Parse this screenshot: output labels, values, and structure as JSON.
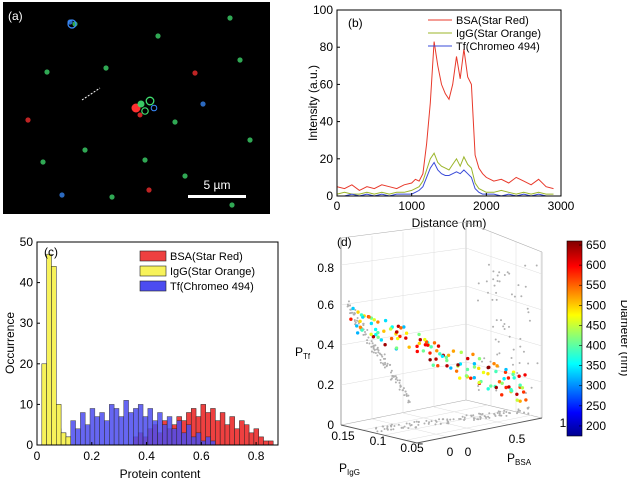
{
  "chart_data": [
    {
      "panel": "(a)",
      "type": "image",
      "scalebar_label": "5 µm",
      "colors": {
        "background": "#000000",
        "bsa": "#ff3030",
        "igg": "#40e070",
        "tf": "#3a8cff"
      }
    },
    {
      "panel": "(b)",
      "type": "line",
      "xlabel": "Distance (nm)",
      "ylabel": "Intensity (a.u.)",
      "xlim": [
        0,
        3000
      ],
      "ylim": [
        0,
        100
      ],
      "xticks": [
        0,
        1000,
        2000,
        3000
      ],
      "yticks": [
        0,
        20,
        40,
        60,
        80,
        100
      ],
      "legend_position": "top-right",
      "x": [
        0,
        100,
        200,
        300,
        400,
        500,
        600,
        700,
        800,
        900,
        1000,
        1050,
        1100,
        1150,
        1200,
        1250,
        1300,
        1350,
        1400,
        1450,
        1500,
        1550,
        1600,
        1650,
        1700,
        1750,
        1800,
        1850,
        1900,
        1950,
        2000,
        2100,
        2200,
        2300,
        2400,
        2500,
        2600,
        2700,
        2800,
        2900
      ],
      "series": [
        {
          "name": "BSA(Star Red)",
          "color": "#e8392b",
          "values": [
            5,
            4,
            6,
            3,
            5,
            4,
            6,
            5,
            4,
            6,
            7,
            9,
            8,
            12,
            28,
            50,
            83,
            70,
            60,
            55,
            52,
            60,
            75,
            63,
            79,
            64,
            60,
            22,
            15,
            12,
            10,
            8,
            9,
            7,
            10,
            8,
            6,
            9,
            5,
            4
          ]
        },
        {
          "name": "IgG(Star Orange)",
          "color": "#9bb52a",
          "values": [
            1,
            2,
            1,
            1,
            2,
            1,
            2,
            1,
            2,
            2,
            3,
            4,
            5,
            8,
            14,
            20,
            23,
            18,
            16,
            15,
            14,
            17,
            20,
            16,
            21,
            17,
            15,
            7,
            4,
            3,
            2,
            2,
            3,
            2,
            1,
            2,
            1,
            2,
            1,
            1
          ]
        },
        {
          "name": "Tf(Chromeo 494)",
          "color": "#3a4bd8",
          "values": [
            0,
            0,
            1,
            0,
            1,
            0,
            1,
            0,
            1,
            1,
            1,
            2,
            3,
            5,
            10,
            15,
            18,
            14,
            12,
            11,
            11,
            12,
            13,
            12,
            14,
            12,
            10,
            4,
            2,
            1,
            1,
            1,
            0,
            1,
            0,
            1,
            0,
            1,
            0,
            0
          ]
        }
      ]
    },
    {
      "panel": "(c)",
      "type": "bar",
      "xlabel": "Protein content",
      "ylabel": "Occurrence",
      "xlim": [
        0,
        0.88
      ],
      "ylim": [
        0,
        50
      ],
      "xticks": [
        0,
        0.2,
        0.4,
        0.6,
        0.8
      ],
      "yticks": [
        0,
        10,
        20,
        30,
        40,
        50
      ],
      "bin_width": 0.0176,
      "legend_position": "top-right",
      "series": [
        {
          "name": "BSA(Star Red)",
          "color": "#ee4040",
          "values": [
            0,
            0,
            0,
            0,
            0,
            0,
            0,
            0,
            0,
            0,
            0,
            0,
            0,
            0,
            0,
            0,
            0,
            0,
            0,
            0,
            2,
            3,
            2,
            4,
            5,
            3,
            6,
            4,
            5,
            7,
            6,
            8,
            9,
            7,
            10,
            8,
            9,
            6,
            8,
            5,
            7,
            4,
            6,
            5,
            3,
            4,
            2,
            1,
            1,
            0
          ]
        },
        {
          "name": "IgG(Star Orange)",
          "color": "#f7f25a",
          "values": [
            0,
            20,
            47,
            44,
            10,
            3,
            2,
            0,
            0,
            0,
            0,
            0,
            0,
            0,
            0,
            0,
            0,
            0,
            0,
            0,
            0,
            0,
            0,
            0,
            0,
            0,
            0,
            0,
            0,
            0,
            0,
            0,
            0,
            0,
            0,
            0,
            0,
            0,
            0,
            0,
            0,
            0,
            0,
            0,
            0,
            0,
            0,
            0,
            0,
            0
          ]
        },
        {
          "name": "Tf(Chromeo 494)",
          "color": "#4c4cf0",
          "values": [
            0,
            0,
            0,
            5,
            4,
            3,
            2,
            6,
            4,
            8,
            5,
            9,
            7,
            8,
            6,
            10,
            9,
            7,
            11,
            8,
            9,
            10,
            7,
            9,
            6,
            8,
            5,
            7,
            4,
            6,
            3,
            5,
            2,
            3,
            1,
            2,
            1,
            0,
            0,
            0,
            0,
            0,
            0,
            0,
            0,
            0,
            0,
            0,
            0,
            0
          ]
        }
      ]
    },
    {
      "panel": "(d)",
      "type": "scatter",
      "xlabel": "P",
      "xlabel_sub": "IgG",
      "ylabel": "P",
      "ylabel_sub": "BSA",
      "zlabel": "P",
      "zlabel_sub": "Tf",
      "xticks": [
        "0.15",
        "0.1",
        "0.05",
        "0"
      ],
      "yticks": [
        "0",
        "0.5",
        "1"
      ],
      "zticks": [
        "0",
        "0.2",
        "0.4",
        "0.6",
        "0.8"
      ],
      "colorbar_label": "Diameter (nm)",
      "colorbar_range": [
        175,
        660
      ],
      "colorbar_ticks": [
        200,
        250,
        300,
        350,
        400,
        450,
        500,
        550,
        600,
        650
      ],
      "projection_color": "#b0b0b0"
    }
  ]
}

- TASK OBJECTIVE -
Omitting all pictures, reproduce the records above in their entirety.

- ANSWER TO THE EXERCISE -
Parse this screenshot: output labels, values, and structure as JSON.
{
  "chart_data": [
    {
      "panel": "(a)",
      "type": "image",
      "scalebar_label": "5 µm",
      "colors": {
        "background": "#000000",
        "bsa": "#ff3030",
        "igg": "#40e070",
        "tf": "#3a8cff"
      }
    },
    {
      "panel": "(b)",
      "type": "line",
      "xlabel": "Distance (nm)",
      "ylabel": "Intensity (a.u.)",
      "xlim": [
        0,
        3000
      ],
      "ylim": [
        0,
        100
      ],
      "xticks": [
        0,
        1000,
        2000,
        3000
      ],
      "yticks": [
        0,
        20,
        40,
        60,
        80,
        100
      ],
      "legend_position": "top-right",
      "x": [
        0,
        100,
        200,
        300,
        400,
        500,
        600,
        700,
        800,
        900,
        1000,
        1050,
        1100,
        1150,
        1200,
        1250,
        1300,
        1350,
        1400,
        1450,
        1500,
        1550,
        1600,
        1650,
        1700,
        1750,
        1800,
        1850,
        1900,
        1950,
        2000,
        2100,
        2200,
        2300,
        2400,
        2500,
        2600,
        2700,
        2800,
        2900
      ],
      "series": [
        {
          "name": "BSA(Star Red)",
          "color": "#e8392b",
          "values": [
            5,
            4,
            6,
            3,
            5,
            4,
            6,
            5,
            4,
            6,
            7,
            9,
            8,
            12,
            28,
            50,
            83,
            70,
            60,
            55,
            52,
            60,
            75,
            63,
            79,
            64,
            60,
            22,
            15,
            12,
            10,
            8,
            9,
            7,
            10,
            8,
            6,
            9,
            5,
            4
          ]
        },
        {
          "name": "IgG(Star Orange)",
          "color": "#9bb52a",
          "values": [
            1,
            2,
            1,
            1,
            2,
            1,
            2,
            1,
            2,
            2,
            3,
            4,
            5,
            8,
            14,
            20,
            23,
            18,
            16,
            15,
            14,
            17,
            20,
            16,
            21,
            17,
            15,
            7,
            4,
            3,
            2,
            2,
            3,
            2,
            1,
            2,
            1,
            2,
            1,
            1
          ]
        },
        {
          "name": "Tf(Chromeo 494)",
          "color": "#3a4bd8",
          "values": [
            0,
            0,
            1,
            0,
            1,
            0,
            1,
            0,
            1,
            1,
            1,
            2,
            3,
            5,
            10,
            15,
            18,
            14,
            12,
            11,
            11,
            12,
            13,
            12,
            14,
            12,
            10,
            4,
            2,
            1,
            1,
            1,
            0,
            1,
            0,
            1,
            0,
            1,
            0,
            0
          ]
        }
      ]
    },
    {
      "panel": "(c)",
      "type": "bar",
      "xlabel": "Protein content",
      "ylabel": "Occurrence",
      "xlim": [
        0,
        0.88
      ],
      "ylim": [
        0,
        50
      ],
      "xticks": [
        0,
        0.2,
        0.4,
        0.6,
        0.8
      ],
      "yticks": [
        0,
        10,
        20,
        30,
        40,
        50
      ],
      "bin_width": 0.0176,
      "legend_position": "top-right",
      "series": [
        {
          "name": "BSA(Star Red)",
          "color": "#ee4040",
          "values": [
            0,
            0,
            0,
            0,
            0,
            0,
            0,
            0,
            0,
            0,
            0,
            0,
            0,
            0,
            0,
            0,
            0,
            0,
            0,
            0,
            2,
            3,
            2,
            4,
            5,
            3,
            6,
            4,
            5,
            7,
            6,
            8,
            9,
            7,
            10,
            8,
            9,
            6,
            8,
            5,
            7,
            4,
            6,
            5,
            3,
            4,
            2,
            1,
            1,
            0
          ]
        },
        {
          "name": "IgG(Star Orange)",
          "color": "#f7f25a",
          "values": [
            0,
            20,
            47,
            44,
            10,
            3,
            2,
            0,
            0,
            0,
            0,
            0,
            0,
            0,
            0,
            0,
            0,
            0,
            0,
            0,
            0,
            0,
            0,
            0,
            0,
            0,
            0,
            0,
            0,
            0,
            0,
            0,
            0,
            0,
            0,
            0,
            0,
            0,
            0,
            0,
            0,
            0,
            0,
            0,
            0,
            0,
            0,
            0,
            0,
            0
          ]
        },
        {
          "name": "Tf(Chromeo 494)",
          "color": "#4c4cf0",
          "values": [
            0,
            0,
            0,
            5,
            4,
            3,
            2,
            6,
            4,
            8,
            5,
            9,
            7,
            8,
            6,
            10,
            9,
            7,
            11,
            8,
            9,
            10,
            7,
            9,
            6,
            8,
            5,
            7,
            4,
            6,
            3,
            5,
            2,
            3,
            1,
            2,
            1,
            0,
            0,
            0,
            0,
            0,
            0,
            0,
            0,
            0,
            0,
            0,
            0,
            0
          ]
        }
      ]
    },
    {
      "panel": "(d)",
      "type": "scatter",
      "xlabel": "P",
      "xlabel_sub": "IgG",
      "ylabel": "P",
      "ylabel_sub": "BSA",
      "zlabel": "P",
      "zlabel_sub": "Tf",
      "xticks": [
        "0.15",
        "0.1",
        "0.05",
        "0"
      ],
      "yticks": [
        "0",
        "0.5",
        "1"
      ],
      "zticks": [
        "0",
        "0.2",
        "0.4",
        "0.6",
        "0.8"
      ],
      "colorbar_label": "Diameter (nm)",
      "colorbar_range": [
        175,
        660
      ],
      "colorbar_ticks": [
        200,
        250,
        300,
        350,
        400,
        450,
        500,
        550,
        600,
        650
      ],
      "projection_color": "#b0b0b0"
    }
  ]
}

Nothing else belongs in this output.